Extracts from a graphics dataset
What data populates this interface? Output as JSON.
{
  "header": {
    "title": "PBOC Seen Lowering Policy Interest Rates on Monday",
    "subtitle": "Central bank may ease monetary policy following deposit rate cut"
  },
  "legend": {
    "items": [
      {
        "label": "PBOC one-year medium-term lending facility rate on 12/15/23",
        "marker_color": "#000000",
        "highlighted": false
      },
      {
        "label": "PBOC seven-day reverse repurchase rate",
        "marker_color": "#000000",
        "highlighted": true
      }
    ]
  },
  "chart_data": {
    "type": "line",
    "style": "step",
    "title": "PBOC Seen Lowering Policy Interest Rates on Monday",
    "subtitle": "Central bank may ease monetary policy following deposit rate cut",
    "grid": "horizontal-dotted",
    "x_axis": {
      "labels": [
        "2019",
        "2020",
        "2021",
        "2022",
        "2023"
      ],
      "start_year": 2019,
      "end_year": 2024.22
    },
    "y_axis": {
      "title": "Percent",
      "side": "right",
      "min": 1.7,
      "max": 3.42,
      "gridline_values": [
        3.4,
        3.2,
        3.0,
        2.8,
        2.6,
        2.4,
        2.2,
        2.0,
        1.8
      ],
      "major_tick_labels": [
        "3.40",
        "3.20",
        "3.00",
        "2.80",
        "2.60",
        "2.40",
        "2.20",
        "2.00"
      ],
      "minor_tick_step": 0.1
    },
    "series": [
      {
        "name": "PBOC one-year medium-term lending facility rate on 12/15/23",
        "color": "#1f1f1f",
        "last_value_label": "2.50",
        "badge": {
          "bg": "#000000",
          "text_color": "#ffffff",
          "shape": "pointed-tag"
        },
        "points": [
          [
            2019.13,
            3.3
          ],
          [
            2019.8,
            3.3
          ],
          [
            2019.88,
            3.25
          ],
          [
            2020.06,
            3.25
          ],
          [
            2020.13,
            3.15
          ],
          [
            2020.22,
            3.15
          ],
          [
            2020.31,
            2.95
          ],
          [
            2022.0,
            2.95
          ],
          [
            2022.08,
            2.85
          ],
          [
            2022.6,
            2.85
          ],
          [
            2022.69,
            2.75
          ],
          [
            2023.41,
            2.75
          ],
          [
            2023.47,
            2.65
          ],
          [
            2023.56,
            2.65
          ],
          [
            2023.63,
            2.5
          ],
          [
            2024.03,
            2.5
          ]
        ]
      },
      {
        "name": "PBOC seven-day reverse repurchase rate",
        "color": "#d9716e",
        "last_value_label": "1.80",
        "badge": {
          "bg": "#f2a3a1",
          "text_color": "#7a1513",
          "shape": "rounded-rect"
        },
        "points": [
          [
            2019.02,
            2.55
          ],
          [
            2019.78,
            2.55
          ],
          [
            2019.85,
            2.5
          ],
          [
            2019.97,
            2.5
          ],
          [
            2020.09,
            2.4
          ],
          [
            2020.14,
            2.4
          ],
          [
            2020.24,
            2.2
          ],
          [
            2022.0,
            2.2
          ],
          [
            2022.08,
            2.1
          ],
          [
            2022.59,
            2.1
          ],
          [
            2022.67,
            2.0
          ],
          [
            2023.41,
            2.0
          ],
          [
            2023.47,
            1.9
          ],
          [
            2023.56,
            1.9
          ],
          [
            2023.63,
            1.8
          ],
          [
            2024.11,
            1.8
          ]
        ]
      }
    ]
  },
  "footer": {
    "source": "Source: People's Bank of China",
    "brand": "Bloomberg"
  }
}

--

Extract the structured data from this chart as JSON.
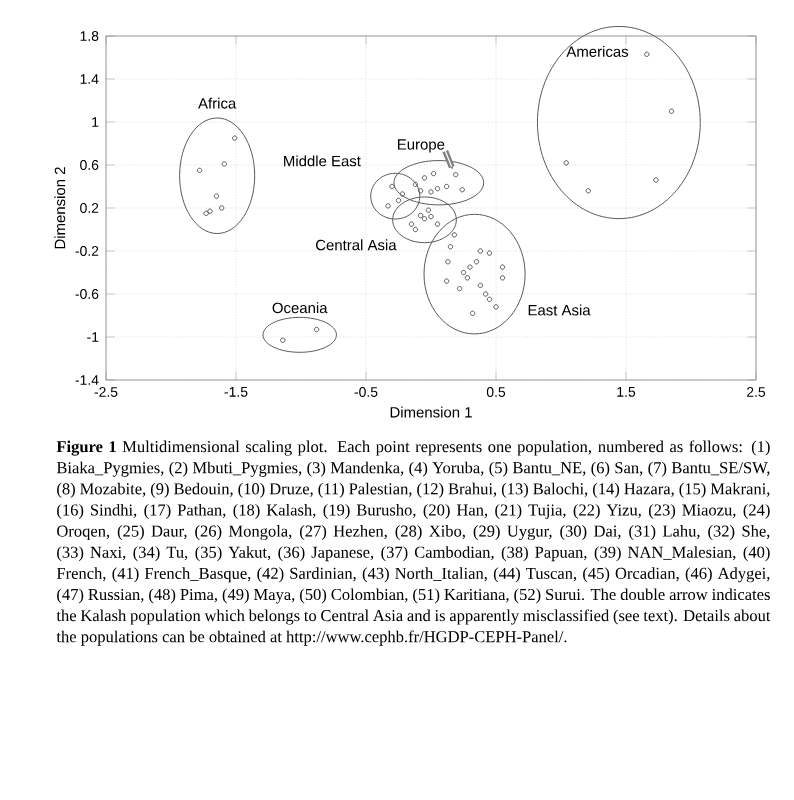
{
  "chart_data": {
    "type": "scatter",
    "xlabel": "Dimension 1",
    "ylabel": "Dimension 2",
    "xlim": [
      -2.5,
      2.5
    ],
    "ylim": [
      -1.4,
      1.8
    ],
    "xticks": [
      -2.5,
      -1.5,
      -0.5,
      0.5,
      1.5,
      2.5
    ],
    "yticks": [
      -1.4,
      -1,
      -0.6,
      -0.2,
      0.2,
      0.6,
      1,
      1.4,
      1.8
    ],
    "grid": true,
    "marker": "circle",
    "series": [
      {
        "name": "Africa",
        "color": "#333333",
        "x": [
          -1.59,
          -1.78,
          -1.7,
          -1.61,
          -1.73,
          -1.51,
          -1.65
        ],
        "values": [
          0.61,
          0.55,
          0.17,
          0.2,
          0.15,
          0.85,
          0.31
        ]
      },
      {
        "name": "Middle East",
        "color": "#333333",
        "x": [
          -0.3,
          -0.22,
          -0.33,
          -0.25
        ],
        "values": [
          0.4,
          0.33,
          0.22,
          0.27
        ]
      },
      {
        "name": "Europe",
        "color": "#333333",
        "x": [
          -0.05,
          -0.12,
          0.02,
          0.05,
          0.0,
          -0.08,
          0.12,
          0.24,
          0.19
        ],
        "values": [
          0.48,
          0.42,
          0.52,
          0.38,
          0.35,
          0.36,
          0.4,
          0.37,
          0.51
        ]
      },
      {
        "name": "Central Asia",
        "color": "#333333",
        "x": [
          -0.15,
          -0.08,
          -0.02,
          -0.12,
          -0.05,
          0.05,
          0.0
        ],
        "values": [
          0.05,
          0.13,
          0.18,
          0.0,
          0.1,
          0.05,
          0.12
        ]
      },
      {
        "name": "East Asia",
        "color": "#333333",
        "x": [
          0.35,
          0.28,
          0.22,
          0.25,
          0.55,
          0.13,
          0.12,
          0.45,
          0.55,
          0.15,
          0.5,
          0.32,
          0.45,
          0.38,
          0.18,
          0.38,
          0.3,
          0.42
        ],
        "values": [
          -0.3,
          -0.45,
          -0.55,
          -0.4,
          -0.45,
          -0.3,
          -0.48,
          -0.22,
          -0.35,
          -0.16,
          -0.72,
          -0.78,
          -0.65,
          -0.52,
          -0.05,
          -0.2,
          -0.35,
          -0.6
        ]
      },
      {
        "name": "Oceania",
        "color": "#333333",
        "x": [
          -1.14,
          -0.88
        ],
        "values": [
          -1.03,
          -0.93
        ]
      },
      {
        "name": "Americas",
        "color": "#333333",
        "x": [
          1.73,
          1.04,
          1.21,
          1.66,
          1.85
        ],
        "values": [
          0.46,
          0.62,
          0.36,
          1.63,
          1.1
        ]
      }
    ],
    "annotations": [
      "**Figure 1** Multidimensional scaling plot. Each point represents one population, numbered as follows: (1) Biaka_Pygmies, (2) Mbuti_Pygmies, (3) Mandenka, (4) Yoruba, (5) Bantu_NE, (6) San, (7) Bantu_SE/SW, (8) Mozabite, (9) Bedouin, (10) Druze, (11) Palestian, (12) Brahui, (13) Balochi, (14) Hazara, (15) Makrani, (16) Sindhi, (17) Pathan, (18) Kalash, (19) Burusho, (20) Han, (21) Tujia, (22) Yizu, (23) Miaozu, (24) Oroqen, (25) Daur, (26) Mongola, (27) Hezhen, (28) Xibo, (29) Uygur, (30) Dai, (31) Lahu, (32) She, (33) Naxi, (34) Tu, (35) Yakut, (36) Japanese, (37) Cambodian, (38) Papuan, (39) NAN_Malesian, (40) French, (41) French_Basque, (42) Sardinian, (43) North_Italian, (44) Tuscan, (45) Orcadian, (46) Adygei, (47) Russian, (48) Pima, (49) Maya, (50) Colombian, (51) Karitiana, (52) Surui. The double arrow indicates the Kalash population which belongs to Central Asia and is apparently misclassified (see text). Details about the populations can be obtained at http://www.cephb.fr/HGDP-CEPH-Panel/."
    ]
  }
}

* * *

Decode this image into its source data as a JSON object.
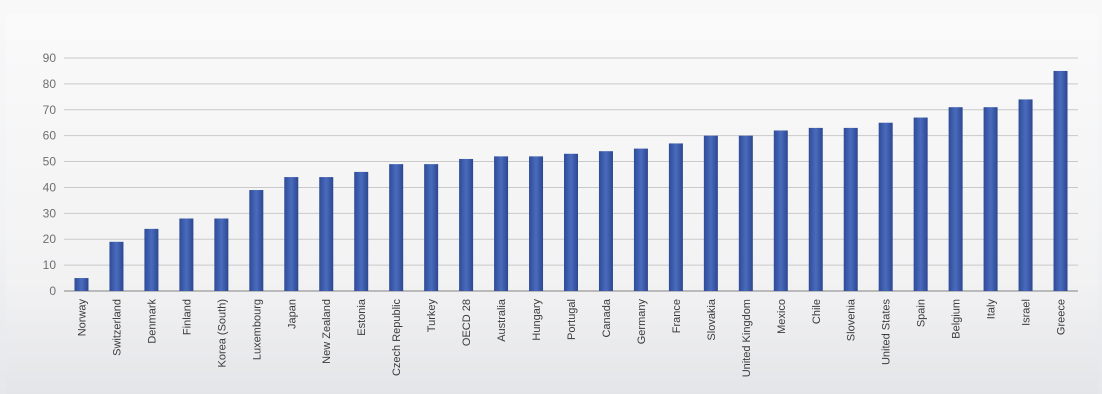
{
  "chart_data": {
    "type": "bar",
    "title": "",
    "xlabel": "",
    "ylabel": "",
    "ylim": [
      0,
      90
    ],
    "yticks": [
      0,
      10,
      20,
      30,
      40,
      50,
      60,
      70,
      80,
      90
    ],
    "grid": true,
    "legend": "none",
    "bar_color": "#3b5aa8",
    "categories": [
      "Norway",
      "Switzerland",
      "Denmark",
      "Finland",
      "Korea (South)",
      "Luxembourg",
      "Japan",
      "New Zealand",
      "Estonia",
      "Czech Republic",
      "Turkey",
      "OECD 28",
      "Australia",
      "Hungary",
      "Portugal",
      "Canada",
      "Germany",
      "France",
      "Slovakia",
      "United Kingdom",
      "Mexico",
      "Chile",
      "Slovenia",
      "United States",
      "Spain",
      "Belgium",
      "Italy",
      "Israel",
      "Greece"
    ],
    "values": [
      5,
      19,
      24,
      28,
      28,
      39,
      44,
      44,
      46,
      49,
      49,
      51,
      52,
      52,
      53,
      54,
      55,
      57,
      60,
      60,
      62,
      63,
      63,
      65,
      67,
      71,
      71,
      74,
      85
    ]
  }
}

* **STATED PROBLEM**:
Extract each line from the listing that holds the word "ease".

* **PROBLEM SOLUTION**:
    "subtitle": "Central bank may ease monetary policy following deposit rate cut"
    "subtitle": "Central bank may ease monetary policy following deposit rate cut",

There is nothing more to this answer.